THE REQUEST:
Reproduce the data in its entirety, exactly as supplied.

Stored items from a collection:
** START **
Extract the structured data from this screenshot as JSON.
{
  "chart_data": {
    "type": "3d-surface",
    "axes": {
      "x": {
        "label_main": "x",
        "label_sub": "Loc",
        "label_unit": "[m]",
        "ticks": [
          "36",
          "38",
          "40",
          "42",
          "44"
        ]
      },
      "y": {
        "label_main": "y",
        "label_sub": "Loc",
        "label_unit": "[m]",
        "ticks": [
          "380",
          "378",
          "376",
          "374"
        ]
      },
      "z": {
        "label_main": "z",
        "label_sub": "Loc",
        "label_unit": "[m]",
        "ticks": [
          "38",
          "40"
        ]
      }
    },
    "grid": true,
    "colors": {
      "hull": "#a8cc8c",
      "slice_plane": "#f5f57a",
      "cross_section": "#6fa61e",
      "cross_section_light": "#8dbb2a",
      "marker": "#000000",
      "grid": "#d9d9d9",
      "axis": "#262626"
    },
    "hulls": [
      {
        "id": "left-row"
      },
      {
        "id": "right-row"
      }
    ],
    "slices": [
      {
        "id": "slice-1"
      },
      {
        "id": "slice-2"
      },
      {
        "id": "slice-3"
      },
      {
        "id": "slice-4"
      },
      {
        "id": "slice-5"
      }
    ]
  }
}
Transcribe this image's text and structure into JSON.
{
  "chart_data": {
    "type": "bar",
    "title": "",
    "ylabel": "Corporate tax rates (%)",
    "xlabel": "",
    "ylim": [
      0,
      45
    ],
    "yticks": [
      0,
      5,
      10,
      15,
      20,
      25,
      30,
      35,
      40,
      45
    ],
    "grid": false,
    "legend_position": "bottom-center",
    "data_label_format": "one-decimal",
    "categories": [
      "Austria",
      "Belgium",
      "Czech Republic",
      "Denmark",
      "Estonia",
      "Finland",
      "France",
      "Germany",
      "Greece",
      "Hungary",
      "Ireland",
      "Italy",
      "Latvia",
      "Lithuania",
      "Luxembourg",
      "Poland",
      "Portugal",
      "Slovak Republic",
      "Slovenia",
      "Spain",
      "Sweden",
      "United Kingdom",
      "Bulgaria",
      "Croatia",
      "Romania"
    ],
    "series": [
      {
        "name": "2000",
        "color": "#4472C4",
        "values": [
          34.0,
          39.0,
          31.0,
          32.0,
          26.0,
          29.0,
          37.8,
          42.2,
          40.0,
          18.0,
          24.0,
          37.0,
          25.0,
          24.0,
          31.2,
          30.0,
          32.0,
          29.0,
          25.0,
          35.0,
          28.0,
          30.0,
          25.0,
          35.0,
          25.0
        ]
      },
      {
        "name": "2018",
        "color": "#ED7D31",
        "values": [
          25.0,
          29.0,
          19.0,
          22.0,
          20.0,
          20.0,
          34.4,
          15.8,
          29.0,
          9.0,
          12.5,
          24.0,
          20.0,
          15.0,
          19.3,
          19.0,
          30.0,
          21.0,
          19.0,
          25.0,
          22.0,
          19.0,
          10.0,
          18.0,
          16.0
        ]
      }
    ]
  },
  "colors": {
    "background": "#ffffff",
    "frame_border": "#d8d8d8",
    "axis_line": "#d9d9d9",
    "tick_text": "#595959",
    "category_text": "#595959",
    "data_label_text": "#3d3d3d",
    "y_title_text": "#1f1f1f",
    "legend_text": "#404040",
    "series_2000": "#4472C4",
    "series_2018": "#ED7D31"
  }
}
** END **
REPLY TO THE EXERCISE:
Extract the structured data from this screenshot as JSON.
{
  "chart_data": {
    "type": "3d-surface",
    "axes": {
      "x": {
        "label_main": "x",
        "label_sub": "Loc",
        "label_unit": "[m]",
        "ticks": [
          "36",
          "38",
          "40",
          "42",
          "44"
        ]
      },
      "y": {
        "label_main": "y",
        "label_sub": "Loc",
        "label_unit": "[m]",
        "ticks": [
          "380",
          "378",
          "376",
          "374"
        ]
      },
      "z": {
        "label_main": "z",
        "label_sub": "Loc",
        "label_unit": "[m]",
        "ticks": [
          "38",
          "40"
        ]
      }
    },
    "grid": true,
    "colors": {
      "hull": "#a8cc8c",
      "slice_plane": "#f5f57a",
      "cross_section": "#6fa61e",
      "cross_section_light": "#8dbb2a",
      "marker": "#000000",
      "grid": "#d9d9d9",
      "axis": "#262626"
    },
    "hulls": [
      {
        "id": "left-row"
      },
      {
        "id": "right-row"
      }
    ],
    "slices": [
      {
        "id": "slice-1"
      },
      {
        "id": "slice-2"
      },
      {
        "id": "slice-3"
      },
      {
        "id": "slice-4"
      },
      {
        "id": "slice-5"
      }
    ]
  }
}
Transcribe this image's text and structure into JSON.
{
  "chart_data": {
    "type": "bar",
    "title": "",
    "ylabel": "Corporate tax rates (%)",
    "xlabel": "",
    "ylim": [
      0,
      45
    ],
    "yticks": [
      0,
      5,
      10,
      15,
      20,
      25,
      30,
      35,
      40,
      45
    ],
    "grid": false,
    "legend_position": "bottom-center",
    "data_label_format": "one-decimal",
    "categories": [
      "Austria",
      "Belgium",
      "Czech Republic",
      "Denmark",
      "Estonia",
      "Finland",
      "France",
      "Germany",
      "Greece",
      "Hungary",
      "Ireland",
      "Italy",
      "Latvia",
      "Lithuania",
      "Luxembourg",
      "Poland",
      "Portugal",
      "Slovak Republic",
      "Slovenia",
      "Spain",
      "Sweden",
      "United Kingdom",
      "Bulgaria",
      "Croatia",
      "Romania"
    ],
    "series": [
      {
        "name": "2000",
        "color": "#4472C4",
        "values": [
          34.0,
          39.0,
          31.0,
          32.0,
          26.0,
          29.0,
          37.8,
          42.2,
          40.0,
          18.0,
          24.0,
          37.0,
          25.0,
          24.0,
          31.2,
          30.0,
          32.0,
          29.0,
          25.0,
          35.0,
          28.0,
          30.0,
          25.0,
          35.0,
          25.0
        ]
      },
      {
        "name": "2018",
        "color": "#ED7D31",
        "values": [
          25.0,
          29.0,
          19.0,
          22.0,
          20.0,
          20.0,
          34.4,
          15.8,
          29.0,
          9.0,
          12.5,
          24.0,
          20.0,
          15.0,
          19.3,
          19.0,
          30.0,
          21.0,
          19.0,
          25.0,
          22.0,
          19.0,
          10.0,
          18.0,
          16.0
        ]
      }
    ]
  },
  "colors": {
    "background": "#ffffff",
    "frame_border": "#d8d8d8",
    "axis_line": "#d9d9d9",
    "tick_text": "#595959",
    "category_text": "#595959",
    "data_label_text": "#3d3d3d",
    "y_title_text": "#1f1f1f",
    "legend_text": "#404040",
    "series_2000": "#4472C4",
    "series_2018": "#ED7D31"
  }
}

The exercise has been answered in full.